- WHAT THE TASK ASKS:
Copy each line that holds "Production".

- Records about charts and figures:
**********

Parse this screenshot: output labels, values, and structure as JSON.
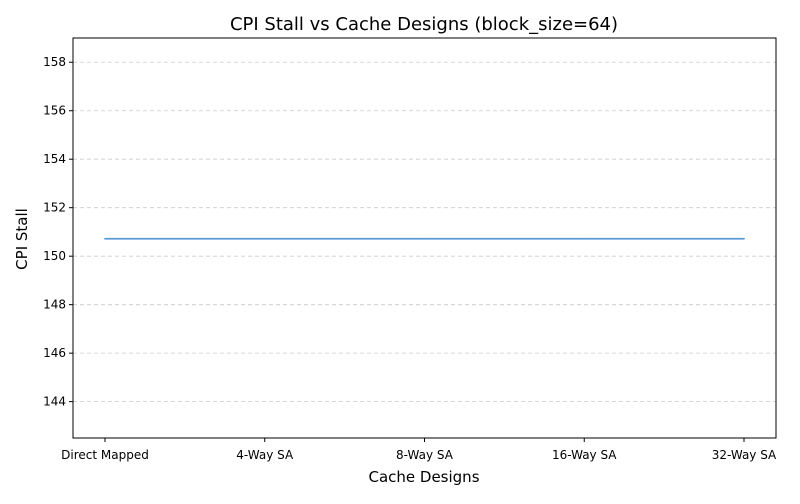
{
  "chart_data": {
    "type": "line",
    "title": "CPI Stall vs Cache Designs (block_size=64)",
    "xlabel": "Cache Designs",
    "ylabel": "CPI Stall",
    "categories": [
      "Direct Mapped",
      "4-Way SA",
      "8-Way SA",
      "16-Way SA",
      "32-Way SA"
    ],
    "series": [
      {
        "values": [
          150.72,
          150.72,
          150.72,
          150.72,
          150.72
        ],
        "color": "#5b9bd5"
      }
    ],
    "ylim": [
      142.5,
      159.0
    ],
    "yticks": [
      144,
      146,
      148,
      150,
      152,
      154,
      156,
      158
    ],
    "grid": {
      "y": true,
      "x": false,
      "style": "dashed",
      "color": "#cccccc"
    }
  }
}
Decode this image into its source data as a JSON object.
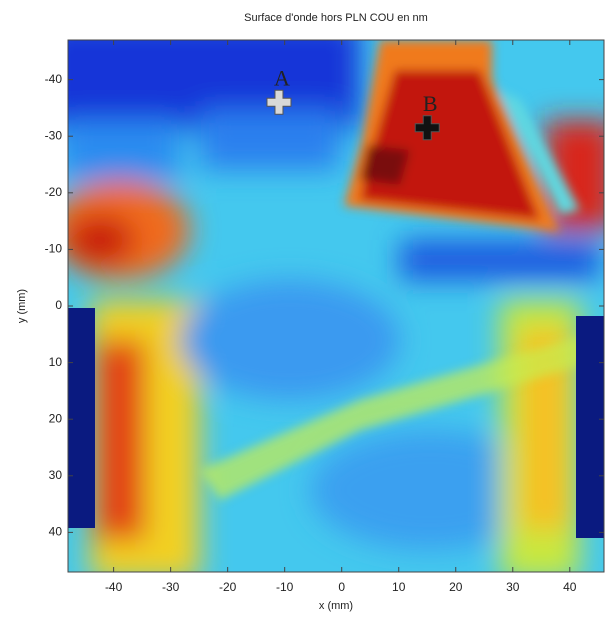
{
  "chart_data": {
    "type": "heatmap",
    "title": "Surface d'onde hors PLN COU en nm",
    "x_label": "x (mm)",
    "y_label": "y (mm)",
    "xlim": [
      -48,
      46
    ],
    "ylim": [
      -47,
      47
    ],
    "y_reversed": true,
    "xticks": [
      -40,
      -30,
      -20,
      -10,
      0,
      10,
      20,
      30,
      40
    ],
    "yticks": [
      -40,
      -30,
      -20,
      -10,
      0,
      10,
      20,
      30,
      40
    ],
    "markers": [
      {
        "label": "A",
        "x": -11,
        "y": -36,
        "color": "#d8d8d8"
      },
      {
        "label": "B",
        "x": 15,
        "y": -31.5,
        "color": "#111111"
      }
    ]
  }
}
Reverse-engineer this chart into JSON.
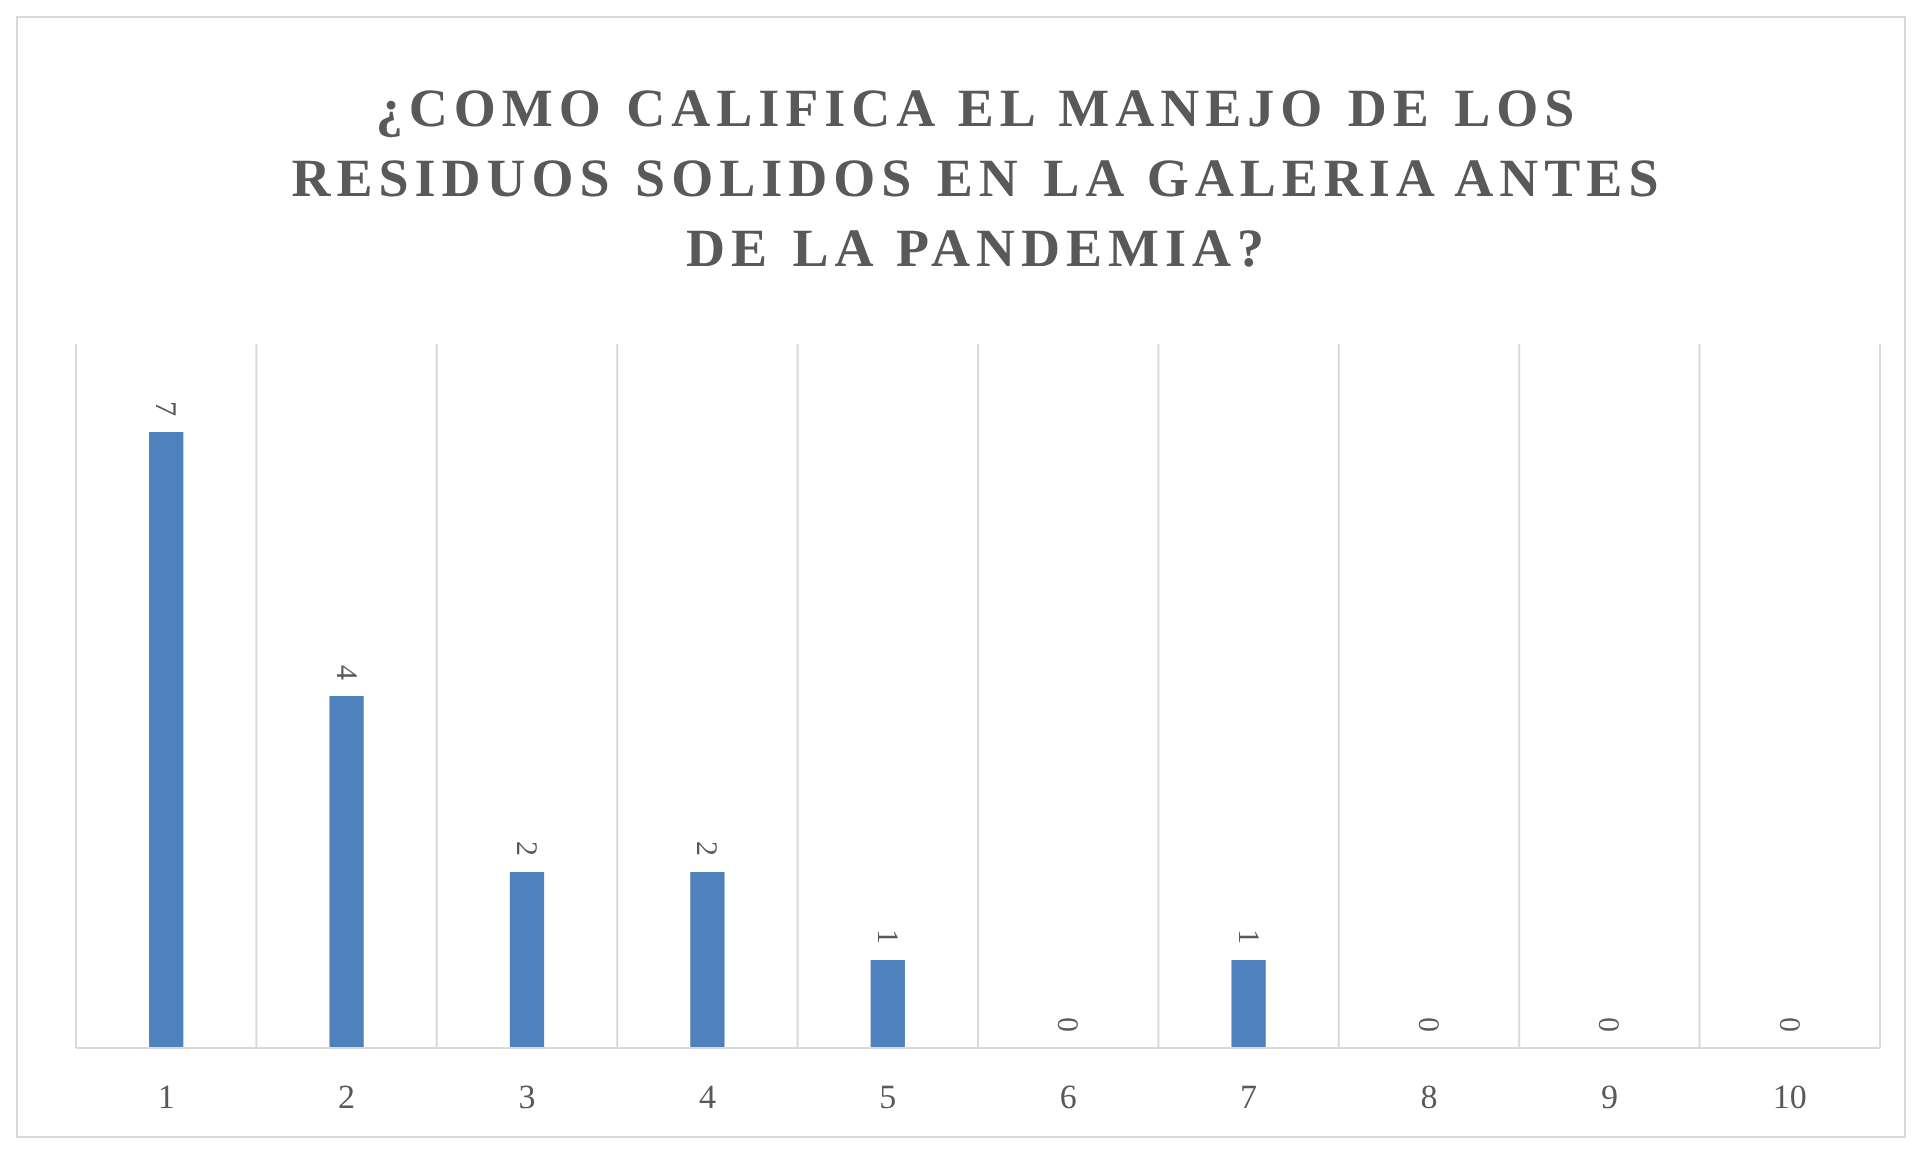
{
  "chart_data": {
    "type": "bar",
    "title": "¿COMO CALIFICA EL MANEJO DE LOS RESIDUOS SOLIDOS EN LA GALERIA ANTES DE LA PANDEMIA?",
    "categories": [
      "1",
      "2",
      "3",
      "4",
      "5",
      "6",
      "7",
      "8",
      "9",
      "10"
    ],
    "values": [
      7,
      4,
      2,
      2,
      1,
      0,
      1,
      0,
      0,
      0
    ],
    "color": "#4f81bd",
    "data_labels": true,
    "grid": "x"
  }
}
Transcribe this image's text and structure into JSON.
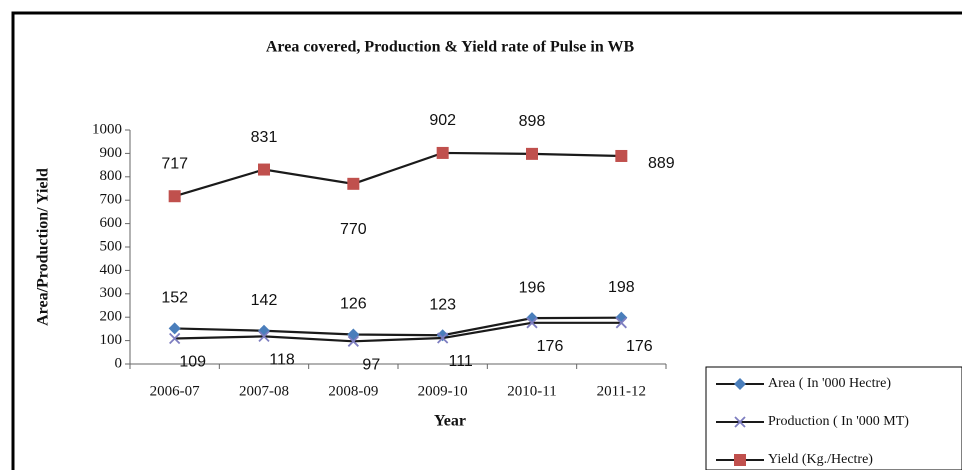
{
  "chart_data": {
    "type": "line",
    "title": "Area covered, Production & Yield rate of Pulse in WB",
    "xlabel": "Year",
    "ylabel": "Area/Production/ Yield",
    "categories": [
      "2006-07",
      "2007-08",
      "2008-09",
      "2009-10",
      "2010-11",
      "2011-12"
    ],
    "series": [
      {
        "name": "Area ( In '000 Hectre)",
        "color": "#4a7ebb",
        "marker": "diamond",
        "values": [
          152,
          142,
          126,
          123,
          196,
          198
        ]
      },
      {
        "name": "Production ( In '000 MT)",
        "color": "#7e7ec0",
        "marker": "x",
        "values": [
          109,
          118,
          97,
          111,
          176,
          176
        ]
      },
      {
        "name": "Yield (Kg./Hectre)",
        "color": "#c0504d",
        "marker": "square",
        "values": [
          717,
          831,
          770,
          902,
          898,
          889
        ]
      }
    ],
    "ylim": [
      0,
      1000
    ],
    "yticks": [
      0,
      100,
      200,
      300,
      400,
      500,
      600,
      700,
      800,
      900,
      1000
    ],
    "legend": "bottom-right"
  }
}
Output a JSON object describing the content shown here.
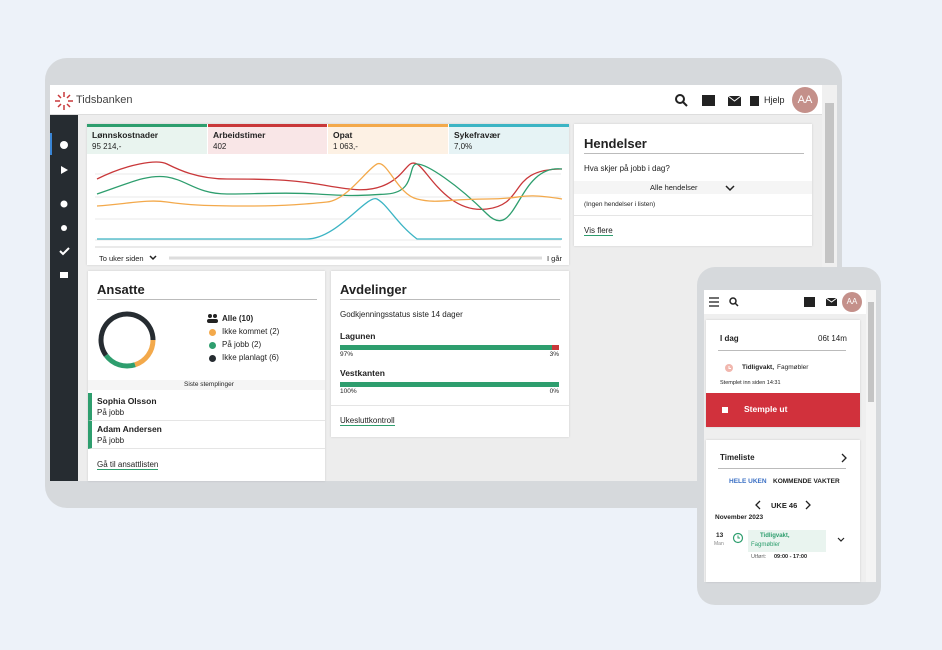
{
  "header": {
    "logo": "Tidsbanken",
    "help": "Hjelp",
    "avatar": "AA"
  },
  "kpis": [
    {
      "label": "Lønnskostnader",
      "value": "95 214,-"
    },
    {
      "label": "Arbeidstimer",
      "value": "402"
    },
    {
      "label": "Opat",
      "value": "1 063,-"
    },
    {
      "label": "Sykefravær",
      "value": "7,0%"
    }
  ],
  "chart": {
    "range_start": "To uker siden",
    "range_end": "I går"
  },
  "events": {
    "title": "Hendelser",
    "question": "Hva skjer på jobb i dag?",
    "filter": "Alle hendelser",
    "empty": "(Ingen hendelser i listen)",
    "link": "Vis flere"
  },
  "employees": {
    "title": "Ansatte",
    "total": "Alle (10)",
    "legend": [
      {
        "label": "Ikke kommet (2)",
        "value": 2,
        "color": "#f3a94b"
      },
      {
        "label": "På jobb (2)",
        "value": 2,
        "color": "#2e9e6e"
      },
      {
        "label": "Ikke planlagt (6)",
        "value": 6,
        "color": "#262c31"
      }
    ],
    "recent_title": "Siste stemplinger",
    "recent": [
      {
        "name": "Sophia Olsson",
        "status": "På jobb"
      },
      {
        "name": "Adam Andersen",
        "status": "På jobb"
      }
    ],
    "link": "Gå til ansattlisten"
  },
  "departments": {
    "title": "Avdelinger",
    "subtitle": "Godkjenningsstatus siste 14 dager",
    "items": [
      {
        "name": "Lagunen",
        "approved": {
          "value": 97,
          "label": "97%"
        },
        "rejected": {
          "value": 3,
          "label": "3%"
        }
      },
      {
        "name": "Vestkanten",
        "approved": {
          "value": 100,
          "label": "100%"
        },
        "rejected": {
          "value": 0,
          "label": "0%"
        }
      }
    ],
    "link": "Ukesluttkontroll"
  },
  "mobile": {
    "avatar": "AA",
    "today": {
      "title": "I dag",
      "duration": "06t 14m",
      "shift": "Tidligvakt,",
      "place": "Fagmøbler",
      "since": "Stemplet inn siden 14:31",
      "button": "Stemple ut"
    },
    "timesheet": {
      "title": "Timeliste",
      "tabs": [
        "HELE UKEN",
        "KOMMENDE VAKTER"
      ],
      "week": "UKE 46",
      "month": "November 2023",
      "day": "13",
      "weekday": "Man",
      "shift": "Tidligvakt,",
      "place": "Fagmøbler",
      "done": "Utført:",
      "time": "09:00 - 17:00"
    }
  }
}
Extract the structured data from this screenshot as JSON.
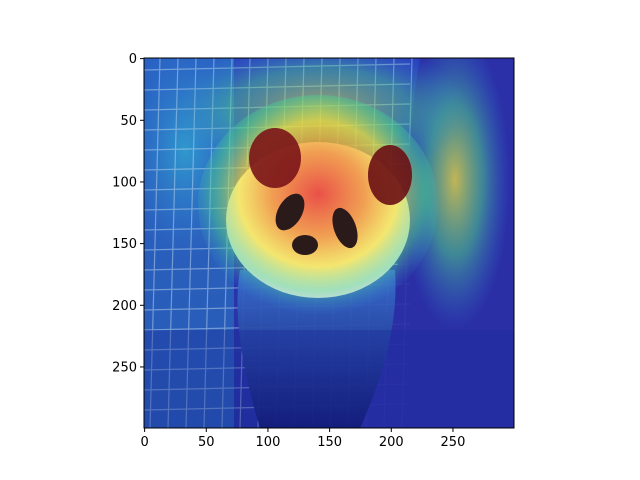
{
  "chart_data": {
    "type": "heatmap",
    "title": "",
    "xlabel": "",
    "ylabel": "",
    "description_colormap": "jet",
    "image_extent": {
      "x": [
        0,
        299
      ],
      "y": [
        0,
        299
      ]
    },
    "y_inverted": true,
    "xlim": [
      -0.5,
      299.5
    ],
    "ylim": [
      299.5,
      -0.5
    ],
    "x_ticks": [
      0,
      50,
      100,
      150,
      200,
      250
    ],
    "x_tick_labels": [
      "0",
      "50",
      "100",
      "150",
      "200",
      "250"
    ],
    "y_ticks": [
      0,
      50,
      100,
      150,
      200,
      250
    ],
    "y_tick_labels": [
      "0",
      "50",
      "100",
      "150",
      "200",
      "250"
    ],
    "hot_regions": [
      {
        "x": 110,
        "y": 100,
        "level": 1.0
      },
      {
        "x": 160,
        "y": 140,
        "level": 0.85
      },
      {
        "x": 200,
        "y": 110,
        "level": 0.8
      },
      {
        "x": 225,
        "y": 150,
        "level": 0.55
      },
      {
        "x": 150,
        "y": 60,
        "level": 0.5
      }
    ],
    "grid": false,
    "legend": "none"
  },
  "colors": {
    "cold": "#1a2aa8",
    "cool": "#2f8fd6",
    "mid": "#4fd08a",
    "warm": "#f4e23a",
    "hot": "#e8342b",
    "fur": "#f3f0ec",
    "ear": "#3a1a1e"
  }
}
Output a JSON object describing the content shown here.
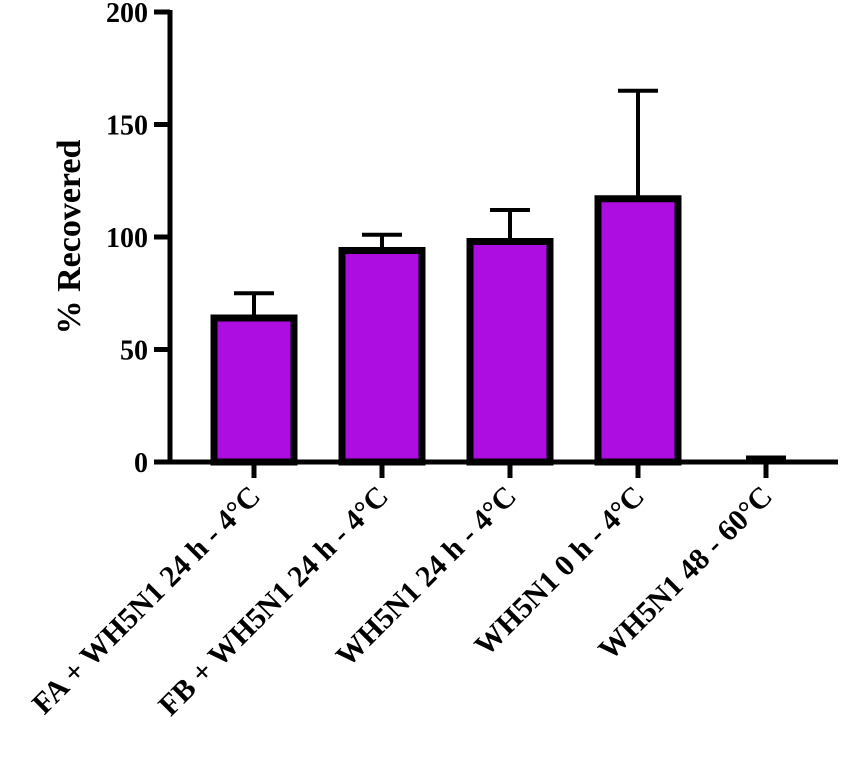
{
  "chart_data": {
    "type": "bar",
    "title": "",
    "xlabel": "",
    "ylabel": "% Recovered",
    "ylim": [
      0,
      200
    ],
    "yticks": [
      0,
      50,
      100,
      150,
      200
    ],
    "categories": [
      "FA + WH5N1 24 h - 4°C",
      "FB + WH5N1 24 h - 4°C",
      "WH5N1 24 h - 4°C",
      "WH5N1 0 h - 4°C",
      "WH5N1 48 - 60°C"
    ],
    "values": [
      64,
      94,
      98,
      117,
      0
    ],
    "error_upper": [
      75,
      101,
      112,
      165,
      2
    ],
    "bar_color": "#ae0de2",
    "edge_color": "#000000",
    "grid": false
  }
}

**********

- RESULT FOR THIS EXERCISE:
    "title": "Area covered, Production & Yield rate of Pulse in WB",
    "ylabel": "Area/Production/ Yield",
        "name": "Production ( In '000 MT)",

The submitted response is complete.